=== Instructions for the task ===
Write out again only the lines running from the one that contains "Convert this document image to plain text." to the end of the records below, including both the first and the last.

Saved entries

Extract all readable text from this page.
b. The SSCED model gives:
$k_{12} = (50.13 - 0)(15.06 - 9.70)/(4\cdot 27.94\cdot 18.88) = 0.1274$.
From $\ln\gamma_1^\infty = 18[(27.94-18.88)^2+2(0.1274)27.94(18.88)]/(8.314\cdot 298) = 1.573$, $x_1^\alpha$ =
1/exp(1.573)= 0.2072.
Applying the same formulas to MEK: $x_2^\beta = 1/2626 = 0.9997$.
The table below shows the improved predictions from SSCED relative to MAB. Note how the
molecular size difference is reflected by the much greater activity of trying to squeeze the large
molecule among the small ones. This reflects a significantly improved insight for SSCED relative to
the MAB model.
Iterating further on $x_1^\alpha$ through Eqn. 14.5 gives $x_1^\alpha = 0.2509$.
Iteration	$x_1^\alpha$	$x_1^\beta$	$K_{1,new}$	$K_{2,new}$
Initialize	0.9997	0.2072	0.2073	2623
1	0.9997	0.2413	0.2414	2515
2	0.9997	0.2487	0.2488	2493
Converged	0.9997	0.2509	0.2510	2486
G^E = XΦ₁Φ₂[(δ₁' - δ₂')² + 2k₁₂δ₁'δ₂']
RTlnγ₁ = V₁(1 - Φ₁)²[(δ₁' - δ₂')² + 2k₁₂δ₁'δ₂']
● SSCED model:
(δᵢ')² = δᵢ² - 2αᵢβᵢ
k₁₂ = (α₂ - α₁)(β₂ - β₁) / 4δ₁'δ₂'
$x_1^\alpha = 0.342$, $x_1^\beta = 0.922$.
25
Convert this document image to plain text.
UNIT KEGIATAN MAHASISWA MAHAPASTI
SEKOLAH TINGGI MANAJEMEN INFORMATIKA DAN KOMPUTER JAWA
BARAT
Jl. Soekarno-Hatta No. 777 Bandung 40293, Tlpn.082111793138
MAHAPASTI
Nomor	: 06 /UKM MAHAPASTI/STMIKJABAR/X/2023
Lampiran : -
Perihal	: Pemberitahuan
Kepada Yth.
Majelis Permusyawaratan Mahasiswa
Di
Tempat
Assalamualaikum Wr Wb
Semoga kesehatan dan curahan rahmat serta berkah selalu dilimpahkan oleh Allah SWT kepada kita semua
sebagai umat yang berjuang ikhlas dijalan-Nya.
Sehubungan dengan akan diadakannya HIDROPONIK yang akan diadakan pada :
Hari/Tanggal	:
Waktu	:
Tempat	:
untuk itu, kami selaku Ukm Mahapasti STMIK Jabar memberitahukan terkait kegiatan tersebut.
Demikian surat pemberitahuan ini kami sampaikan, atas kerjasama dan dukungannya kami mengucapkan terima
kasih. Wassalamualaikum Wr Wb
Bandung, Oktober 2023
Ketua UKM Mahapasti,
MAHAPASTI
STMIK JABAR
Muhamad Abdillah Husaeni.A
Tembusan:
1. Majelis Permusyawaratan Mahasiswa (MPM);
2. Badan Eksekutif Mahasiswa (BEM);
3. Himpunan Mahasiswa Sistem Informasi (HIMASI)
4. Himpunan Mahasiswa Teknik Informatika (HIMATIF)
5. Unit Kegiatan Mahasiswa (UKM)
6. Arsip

=== Finished task ===
Convert this document image to plain text.
UNIT KEGIATAN MAHASISWA MAHAPASTI
SEKOLAH TINGGI MANAJEMEN INFORMATIKA DAN KOMPUTER JAWA
BARAT
Jl. Soekarno-Hatta No. 777 Bandung 40293, Tlpn.082111793138
MAHAPASTI
Nomor	: 06 /UKM MAHAPASTI/STMIKJABAR/X/2023
Lampiran : -
Perihal	: Pemberitahuan
Kepada Yth.
Majelis Permusyawaratan Mahasiswa
Di
Tempat
Assalamualaikum Wr Wb
Semoga kesehatan dan curahan rahmat serta berkah selalu dilimpahkan oleh Allah SWT kepada kita semua
sebagai umat yang berjuang ikhlas dijalan-Nya.
Sehubungan dengan akan diadakannya HIDROPONIK yang akan diadakan pada :
Hari/Tanggal	:
Waktu	:
Tempat	:
untuk itu, kami selaku Ukm Mahapasti STMIK Jabar memberitahukan terkait kegiatan tersebut.
Demikian surat pemberitahuan ini kami sampaikan, atas kerjasama dan dukungannya kami mengucapkan terima
kasih. Wassalamualaikum Wr Wb
Bandung, Oktober 2023
Ketua UKM Mahapasti,
MAHAPASTI
STMIK JABAR
Muhamad Abdillah Husaeni.A
Tembusan:
1. Majelis Permusyawaratan Mahasiswa (MPM);
2. Badan Eksekutif Mahasiswa (BEM);
3. Himpunan Mahasiswa Sistem Informasi (HIMASI)
4. Himpunan Mahasiswa Teknik Informatika (HIMATIF)
5. Unit Kegiatan Mahasiswa (UKM)
6. Arsip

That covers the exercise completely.